Quoted passage:
Begin

Leviticus 13, Proverbs 27, Psalm 99

Today’s readings are Leviticus 13, Proverbs 27, Psalm 99.

This devotional is about Proverbs 27:22: “Though you grind a fool in a mortar, grinding them like grain with a pestle, you will not remove their folly from them.”

Why do some people make a bad decision once and learn from it while others make the same bad decision many times? The answer is that the one who learns from their bad decisions is on the path to wisdom. Wisdom comes from fearing the Lord and humbly accepting rebuke–either from God or from friends (vv. 5-6, 17) or from the consequences that bad decisions inevitably bring.

The wisest person believes what God’s word says and makes choices accordingly. Let’s call this “Grade A Wisdom.” This person does not try to test God’s word by making moral choices that are against what it says. Instead, he or she obeys God’s word because they believe it to be true. This person will avoid many heartaches and problems simply because they believed God. In this case, God’s word provides the rebuke in advance and teaches the wise person not to give into that sinful desire of his or her heart. Nobody does this perfectly; after all, we’re all sinners. But God’s grace allows some people to sin less than others because they wisely believe and obey God’s commands.

A step below the wisest person is the person who watches the decisions made by others, notices whether the outcome is good or bad, and makes choices accordingly. Let’s call this “Grade B Wisdom.” This person learns from the mistakes/misdeeds of others and avoids many heartaches and problems as a result. In other words, the rebuke is found in the life and consequences produced by those who live immorally. The person with “Grade B Wisdom” believes that the bad consequences that follow the sinful choices of others will come to him or her if they make the same sinful choice.

End

Layout records:
Begin

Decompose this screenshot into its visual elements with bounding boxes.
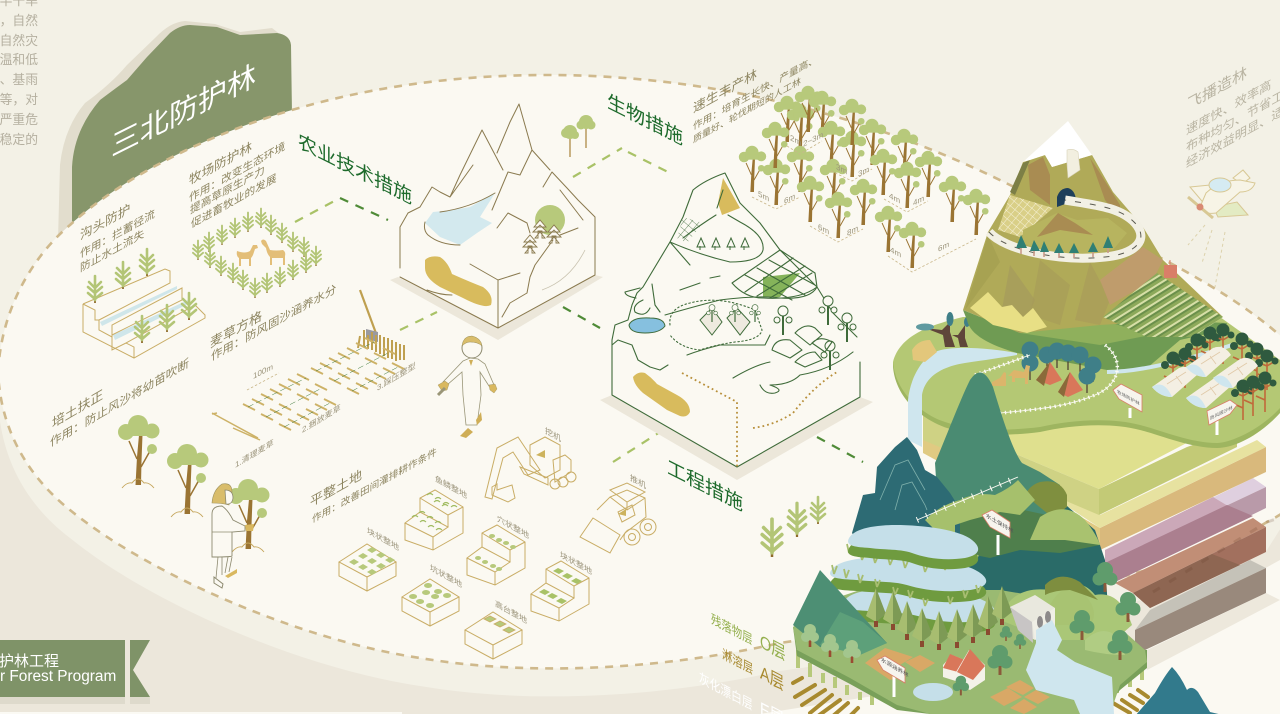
pine rows — [1161, 324, 1278, 392]
light hill — [1030, 509, 1100, 545]
cut-off intro paragraph: 等，对 — [0, 92, 38, 107]
cut-off intro paragraph: 严重危 — [0, 112, 38, 127]
net — [677, 217, 703, 243]
flying seeding text: 飞播造林 — [1187, 64, 1247, 114]
label: 作用：拦蓄径流 — [80, 206, 155, 261]
block: 块状整地 left — [339, 525, 399, 591]
cut-off intro paragraph: 温和低 — [0, 52, 38, 67]
teal mountain — [852, 437, 967, 545]
ground top — [793, 590, 1147, 714]
label: 防止水土流失 — [80, 226, 145, 275]
lower right cream ground — [760, 560, 1280, 714]
support sticks — [798, 650, 1142, 705]
pond — [913, 683, 953, 701]
straw bales: 1 — [212, 413, 260, 440]
spacing dimensions: 3m — [858, 164, 869, 179]
tall green mountain — [935, 372, 1060, 540]
block: 鱼鳞整地: 鱼鳞整地 — [435, 473, 467, 501]
spacing dimensions: 2m — [790, 132, 801, 147]
spacing dimensions: 5m — [758, 188, 769, 203]
label: 作用：改善田间灌排耕作条件 — [312, 445, 437, 526]
orange fields right — [990, 680, 1050, 714]
flying seeding text — [1186, 64, 1280, 171]
dotted soil lines — [682, 372, 837, 467]
yellow blob — [633, 372, 690, 416]
ellipse dashes through layers — [1153, 517, 1280, 592]
deep teal base — [960, 500, 1108, 625]
heading: 农业技术措施: 农业技术措施 — [298, 130, 412, 209]
brown layer — [1115, 518, 1266, 593]
title text: 三北防护林 — [111, 58, 256, 164]
yellow blob — [425, 256, 492, 306]
sign: 防风固沙林: 防风固沙林 — [1210, 404, 1233, 422]
label: 作用：防止风沙将幼苗吹断 — [50, 355, 189, 450]
spacing dimensions: 4m — [889, 190, 900, 205]
section: 平整土地 — [310, 425, 656, 659]
firs on ring road — [697, 238, 705, 250]
dimension: 100m — [247, 361, 279, 390]
river — [908, 348, 1017, 447]
icon: llamas in paddock — [992, 365, 1030, 386]
banner — [0, 640, 150, 704]
river — [1026, 620, 1114, 714]
step captions: 1.清理麦草 — [235, 436, 274, 470]
flying seeding text: 速度快、效率高 — [1186, 76, 1271, 138]
section: 麦草方格 — [210, 281, 416, 470]
bottom right blue mountain — [1135, 667, 1227, 714]
light round trees — [801, 624, 819, 647]
soil horizon labels: 残落物层 — [711, 611, 753, 648]
block: 穴状整地: 穴状整地 — [497, 513, 529, 541]
houses — [943, 649, 985, 690]
terraces — [830, 525, 995, 633]
cut-off intro paragraph: ，自然 — [0, 13, 38, 28]
inner slope — [1023, 213, 1127, 260]
decorative firs — [762, 497, 825, 557]
disc lip — [893, 362, 1280, 448]
spacing dimensions: 6m — [784, 191, 795, 206]
dead tree — [916, 312, 970, 347]
disc top — [893, 317, 1280, 443]
spacing dimensions: 3m — [836, 161, 847, 176]
section: 培土扶正 — [50, 355, 270, 588]
rock net — [998, 195, 1053, 237]
icon: woman planting — [212, 484, 254, 588]
orange layer — [1100, 447, 1266, 550]
orange fields left — [865, 648, 913, 680]
tents — [1036, 362, 1083, 397]
sign: 水源涵养林 — [877, 655, 909, 697]
icon: excavator: 挖机 — [545, 425, 561, 444]
sign: 水土保持林 — [982, 510, 1014, 555]
left green mountain — [793, 570, 887, 653]
soil horizon labels: 淋溶层 — [722, 645, 753, 678]
straw plot: 2 — [243, 374, 336, 430]
cut-off intro paragraph: 、基雨 — [0, 72, 38, 87]
block: 块状整地 right: 块状整地 — [560, 549, 592, 577]
label: 质量好、轮伐期短的人工林 — [693, 75, 801, 146]
label: 沟头防护 — [80, 201, 130, 243]
icon: excavator — [485, 425, 576, 502]
mountain road — [989, 200, 1141, 258]
tunnel — [1057, 188, 1076, 207]
dashed connectors — [295, 148, 863, 462]
upper disc — [893, 121, 1280, 448]
label: 牧场防护林 — [189, 139, 252, 188]
banner: 护林工程 — [0, 653, 59, 670]
spacing dimensions: 4m — [913, 193, 924, 208]
mountain body — [963, 155, 1223, 333]
heading: 工程措施: 工程措施 — [667, 456, 743, 516]
label: 作用：培育生长快、产量高、 — [693, 52, 818, 133]
label: 促进畜牧业的发展 — [191, 170, 277, 231]
ellipse panel shadow — [0, 400, 1280, 714]
lower island — [793, 525, 1148, 714]
label: 作用：改变生态环境 — [189, 139, 285, 205]
yellow foothills — [970, 292, 1047, 333]
red marker — [1169, 260, 1171, 265]
cut-off intro paragraph: 自然灾 — [0, 33, 38, 48]
spacing dimensions: 2~3m — [803, 129, 823, 149]
right stream — [1107, 345, 1232, 372]
label: 提高草原生产力 — [190, 163, 265, 217]
block: 高台整地: 高台整地 — [495, 598, 527, 626]
banner: r Forest Program — [0, 668, 116, 685]
mossy bush band — [960, 505, 1100, 558]
gully terrace block — [83, 269, 205, 358]
greenhouses — [772, 326, 832, 367]
soil horizon labels — [699, 611, 786, 714]
fence on ridge — [917, 477, 1018, 520]
cut-off intro paragraph: 稳定的 — [0, 132, 38, 147]
snow cap — [1023, 121, 1092, 167]
soil stripes — [793, 678, 1148, 714]
hay mound — [912, 340, 937, 362]
icon: rake and straw — [358, 290, 404, 361]
gray E layer — [1135, 560, 1266, 630]
trees — [118, 415, 270, 552]
icon: loader — [580, 472, 656, 553]
sign: 水源涵养林: 水源涵养林 — [881, 655, 909, 679]
front pines — [1231, 372, 1276, 420]
plantation — [1103, 273, 1223, 337]
icon: seeding plane — [1188, 170, 1255, 287]
icon: llamas — [237, 240, 285, 266]
label: 速生丰产林 — [693, 67, 757, 116]
straw plot: 3 — [311, 338, 404, 394]
fenced tents — [670, 300, 762, 350]
triangular firs — [866, 586, 1012, 650]
green slab — [923, 380, 1240, 489]
section: 速生丰产林 — [693, 52, 990, 272]
soil horizon labels: A层 — [760, 661, 784, 695]
block: 坑状整地: 坑状整地 — [430, 562, 462, 590]
section: 沟头防护 — [80, 201, 205, 358]
spacing dimensions: 8m — [847, 223, 858, 238]
block: 穴状整地 — [467, 513, 529, 585]
outlines — [400, 104, 595, 328]
dimension: 100m: 100m — [253, 361, 273, 381]
teal tree grove — [1022, 342, 1102, 393]
spacing dimensions: 6m — [938, 239, 949, 254]
heading: 生物措施: 生物措施 — [607, 90, 683, 150]
white fence — [975, 345, 1117, 415]
lake — [425, 193, 495, 245]
green trees on ground — [953, 562, 1140, 695]
block: biological measures mountain — [600, 173, 873, 480]
block: 高台整地 — [465, 598, 527, 659]
soil horizon labels: O层 — [760, 630, 786, 665]
icon: loader: 推机 — [630, 472, 646, 491]
pond — [629, 318, 665, 333]
plantation trees — [739, 86, 990, 268]
sign: 防风固沙林 — [1207, 400, 1237, 435]
sign: 水土保持林: 水土保持林 — [986, 511, 1014, 535]
mountain facets — [965, 157, 1163, 333]
green sun circle — [535, 205, 565, 235]
dam — [1010, 595, 1055, 643]
label: 平整土地 — [310, 466, 362, 510]
man with scroll — [438, 336, 497, 438]
shadow — [1147, 593, 1280, 670]
mountain skirt — [963, 310, 1227, 370]
block: agricultural technique mountain — [390, 104, 603, 340]
spacing dimensions: 6m — [818, 221, 829, 236]
field patch — [763, 273, 800, 297]
outlines — [612, 173, 860, 467]
block: 块状整地 right — [531, 549, 592, 621]
soil horizon labels: 灰化漂白层 — [699, 669, 753, 713]
olive mound — [1025, 481, 1067, 518]
greenhouses — [1152, 367, 1197, 397]
block: 鱼鳞整地 — [405, 473, 467, 550]
yellow peak — [718, 178, 740, 215]
soil layer stack — [923, 380, 1280, 670]
step captions — [235, 359, 416, 470]
label — [189, 139, 285, 231]
step captions: 3.踩压整型 — [377, 359, 416, 393]
title plaque — [58, 21, 292, 240]
label: 培土扶正 — [52, 386, 103, 431]
purple layer — [1105, 478, 1266, 563]
label: 麦草方格 — [210, 307, 262, 351]
ground lip — [793, 627, 1147, 714]
light hills on ground — [1000, 584, 1132, 640]
cut-off intro paragraph — [0, 0, 38, 147]
sapling ring — [193, 209, 321, 298]
label: 作用：防风固沙涵养水分 — [211, 281, 336, 364]
sign: 牧场防护林: 牧场防护林 — [1117, 388, 1140, 407]
lower mountains — [852, 372, 1108, 625]
step captions: 2.捆放麦草 — [302, 401, 341, 435]
upland bushes — [925, 480, 1035, 535]
section: 牧场防护林 — [189, 139, 321, 298]
spacing dimensions: 4m — [890, 244, 901, 259]
block: 块状整地 left: 块状整地 — [367, 525, 399, 553]
block: 坑状整地 — [402, 562, 462, 626]
crop grid — [732, 250, 817, 300]
bottom edge highlight — [0, 712, 402, 714]
small trees by 生物措施 — [561, 115, 596, 157]
teal firs — [1016, 235, 1113, 253]
spacing dimensions — [752, 129, 976, 272]
sign: 牧场防护林 — [1113, 384, 1142, 418]
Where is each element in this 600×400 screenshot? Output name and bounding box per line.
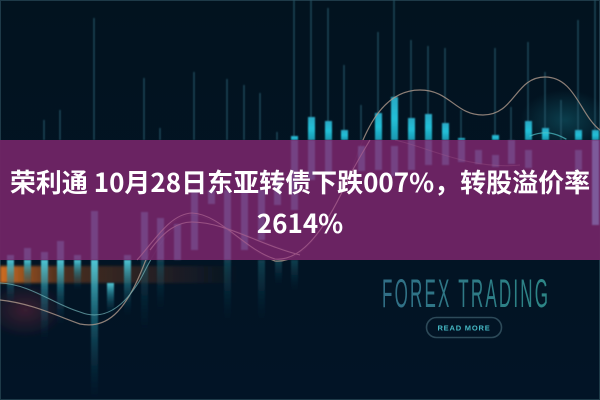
- candlestick wicks: [44, 0, 595, 140]
- candlestick columns fading below band: [7, 260, 298, 400]
- title: [10, 163, 590, 241]
- purple banner: [0, 140, 600, 260]
- candles seen through banner: [7, 140, 599, 260]
- candlestick bodies above band: [291, 97, 599, 140]
- glow: orange light streak: [0, 266, 240, 338]
- curves seen through banner: [137, 140, 520, 260]
- title: 荣利通 10月28日东亚转债下跌007%，转股溢价率: [10, 163, 590, 200]
- heading: FOREX TRADING: FOREX TRADING: [382, 271, 548, 316]
- price curves: [0, 77, 600, 325]
- glow: teal light: [520, 90, 600, 150]
- title: 2614%: [257, 204, 343, 241]
- button: read more: [426, 318, 502, 338]
- button: read more: READ MORE: [437, 324, 491, 332]
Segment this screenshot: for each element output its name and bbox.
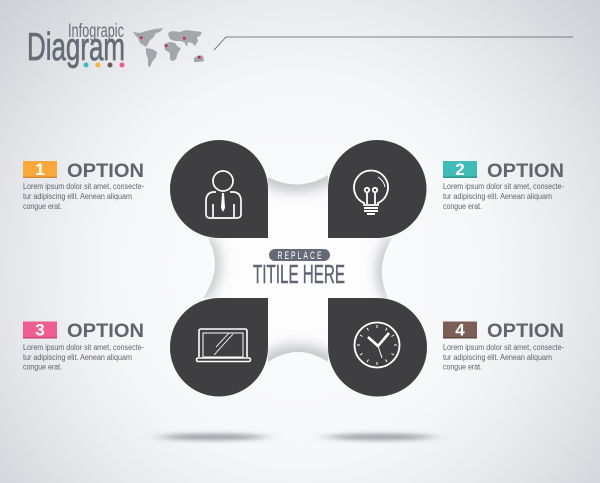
option 4 — [443, 320, 564, 372]
icon: clock — [354, 322, 400, 368]
blob: bottom right — [328, 298, 427, 397]
option 3: tur adipiscing elit. Aenean aliquam — [23, 353, 132, 362]
option 3: 3 — [35, 320, 45, 340]
option 1: tur adipiscing elit. Aenean aliquam — [23, 192, 132, 201]
option 1: Lorem ipsum dolor sit amet, consecte- — [23, 182, 144, 191]
option 2: OPTION — [487, 160, 564, 182]
option 4: OPTION — [487, 320, 564, 342]
option 2: 2 — [455, 160, 465, 179]
header line — [214, 37, 573, 50]
option 4: 4 — [455, 320, 465, 340]
option 4: Lorem ipsum dolor sit amet, consecte- — [443, 343, 564, 352]
panel: central shape — [197, 172, 398, 365]
option 2 — [443, 160, 564, 211]
heading: Infograpic Diagram: Infograpic — [68, 21, 124, 42]
option 4: congue erat. — [443, 362, 482, 372]
heading: Infograpic Diagram — [27, 21, 125, 69]
icon: laptop — [196, 329, 250, 362]
option 3 — [23, 320, 144, 372]
center title: TITILE HERE — [253, 259, 345, 289]
blob: top left — [170, 140, 268, 238]
option 3: OPTION — [67, 320, 144, 342]
option 1: 1 — [35, 160, 45, 179]
world map — [133, 28, 204, 67]
icon: person — [206, 171, 241, 218]
blob: top right — [328, 140, 426, 238]
option 2: tur adipiscing elit. Aenean aliquam — [443, 192, 552, 201]
map markers — [140, 36, 200, 58]
option 2: congue erat. — [443, 202, 482, 211]
option 1: OPTION — [67, 160, 144, 182]
option 3: Lorem ipsum dolor sit amet, consecte- — [23, 343, 144, 352]
option 1: congue erat. — [23, 202, 62, 211]
ground shadows — [161, 434, 432, 440]
icon: light bulb — [354, 171, 388, 214]
option 3: congue erat. — [23, 362, 62, 372]
option 2: Lorem ipsum dolor sit amet, consecte- — [443, 182, 564, 191]
option 1 — [23, 160, 144, 211]
heading: Infograpic Diagram: Diagram — [27, 26, 125, 69]
center title: REPLACE — [277, 249, 322, 261]
center title — [253, 249, 345, 289]
option 4: tur adipiscing elit. Aenean aliquam — [443, 353, 552, 362]
blob: bottom left — [170, 298, 268, 396]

End

Edit the stretch of the devotional on Proverbs 27 from "The wisest person believes" through "obey God’s commands.", writing "sorrows" in place of "heartaches".

The wisest person believes what God’s word says and makes choices accordingly. Let’s call this “Grade A Wisdom.” This person does not try to test God’s word by making moral choices that are against what it says. Instead, he or she obeys God’s word because they believe it to be true. This person will avoid many sorrows and problems simply because they believed God. In this case, God’s word provides the rebuke in advance and teaches the wise person not to give into that sinful desire of his or her heart. Nobody does this perfectly; after all, we’re all sinners. But God’s grace allows some people to sin less than others because they wisely believe and obey God’s commands.